▶ Short exercise:
Report every line from the material that contains the word "name".

::::::

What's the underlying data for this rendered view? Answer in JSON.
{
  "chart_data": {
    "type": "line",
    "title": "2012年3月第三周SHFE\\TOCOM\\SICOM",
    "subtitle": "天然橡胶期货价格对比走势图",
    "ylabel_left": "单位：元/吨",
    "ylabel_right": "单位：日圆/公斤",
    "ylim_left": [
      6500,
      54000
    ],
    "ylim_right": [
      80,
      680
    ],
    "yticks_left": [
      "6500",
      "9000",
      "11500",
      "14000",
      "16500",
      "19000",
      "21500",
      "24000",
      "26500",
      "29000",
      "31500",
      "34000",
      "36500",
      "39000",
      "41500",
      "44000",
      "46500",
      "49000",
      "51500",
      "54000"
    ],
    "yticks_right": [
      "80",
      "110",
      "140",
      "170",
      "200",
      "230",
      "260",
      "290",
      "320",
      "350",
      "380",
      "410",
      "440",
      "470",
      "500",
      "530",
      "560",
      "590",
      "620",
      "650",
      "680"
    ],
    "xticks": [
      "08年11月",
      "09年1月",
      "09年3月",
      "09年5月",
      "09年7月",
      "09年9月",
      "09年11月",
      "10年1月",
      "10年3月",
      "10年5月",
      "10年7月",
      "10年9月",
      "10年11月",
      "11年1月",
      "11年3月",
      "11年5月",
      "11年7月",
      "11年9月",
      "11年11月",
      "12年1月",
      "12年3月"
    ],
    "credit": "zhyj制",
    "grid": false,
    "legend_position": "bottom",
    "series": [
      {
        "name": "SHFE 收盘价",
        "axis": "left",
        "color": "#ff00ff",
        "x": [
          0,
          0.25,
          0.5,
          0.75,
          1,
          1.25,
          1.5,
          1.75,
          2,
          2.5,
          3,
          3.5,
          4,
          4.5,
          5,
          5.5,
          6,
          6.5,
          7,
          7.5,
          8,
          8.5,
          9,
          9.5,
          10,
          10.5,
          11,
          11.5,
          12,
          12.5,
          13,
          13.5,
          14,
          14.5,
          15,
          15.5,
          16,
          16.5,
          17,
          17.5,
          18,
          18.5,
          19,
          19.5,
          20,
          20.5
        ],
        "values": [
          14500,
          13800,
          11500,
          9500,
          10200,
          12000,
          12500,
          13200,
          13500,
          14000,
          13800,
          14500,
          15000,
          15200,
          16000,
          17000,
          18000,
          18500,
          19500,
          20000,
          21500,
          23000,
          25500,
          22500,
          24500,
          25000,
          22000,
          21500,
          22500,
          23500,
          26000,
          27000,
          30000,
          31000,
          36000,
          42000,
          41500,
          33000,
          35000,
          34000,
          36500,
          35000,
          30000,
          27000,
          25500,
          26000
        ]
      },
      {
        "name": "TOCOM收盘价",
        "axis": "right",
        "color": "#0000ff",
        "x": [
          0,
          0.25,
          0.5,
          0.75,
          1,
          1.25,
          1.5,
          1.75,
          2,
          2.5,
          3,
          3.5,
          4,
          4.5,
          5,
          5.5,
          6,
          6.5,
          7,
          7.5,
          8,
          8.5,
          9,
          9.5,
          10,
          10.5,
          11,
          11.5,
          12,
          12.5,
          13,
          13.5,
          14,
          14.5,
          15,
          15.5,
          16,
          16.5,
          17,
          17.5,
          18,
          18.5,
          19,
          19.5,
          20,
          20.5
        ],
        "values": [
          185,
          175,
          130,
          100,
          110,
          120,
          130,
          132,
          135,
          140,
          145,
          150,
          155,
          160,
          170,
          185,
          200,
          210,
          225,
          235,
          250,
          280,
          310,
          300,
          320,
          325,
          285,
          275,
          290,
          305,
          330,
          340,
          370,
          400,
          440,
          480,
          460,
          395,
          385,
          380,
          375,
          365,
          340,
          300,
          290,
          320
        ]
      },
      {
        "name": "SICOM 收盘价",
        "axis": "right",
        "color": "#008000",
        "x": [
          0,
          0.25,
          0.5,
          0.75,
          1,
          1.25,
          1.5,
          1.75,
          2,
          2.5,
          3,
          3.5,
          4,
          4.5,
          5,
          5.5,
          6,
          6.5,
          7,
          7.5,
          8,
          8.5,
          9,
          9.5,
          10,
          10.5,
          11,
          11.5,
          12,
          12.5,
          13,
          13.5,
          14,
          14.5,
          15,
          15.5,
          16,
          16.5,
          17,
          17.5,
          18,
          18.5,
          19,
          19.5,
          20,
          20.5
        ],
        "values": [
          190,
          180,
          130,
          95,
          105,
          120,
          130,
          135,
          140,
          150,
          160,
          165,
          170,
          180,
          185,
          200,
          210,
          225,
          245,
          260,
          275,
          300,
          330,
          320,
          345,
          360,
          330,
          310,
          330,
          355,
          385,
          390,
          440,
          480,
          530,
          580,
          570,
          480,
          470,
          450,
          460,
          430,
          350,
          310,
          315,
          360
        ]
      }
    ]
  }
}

::::::

▶ Response to the task:
        "name": "SHFE 收盘价",
        "name": "TOCOM收盘价",
        "name": "SICOM 收盘价",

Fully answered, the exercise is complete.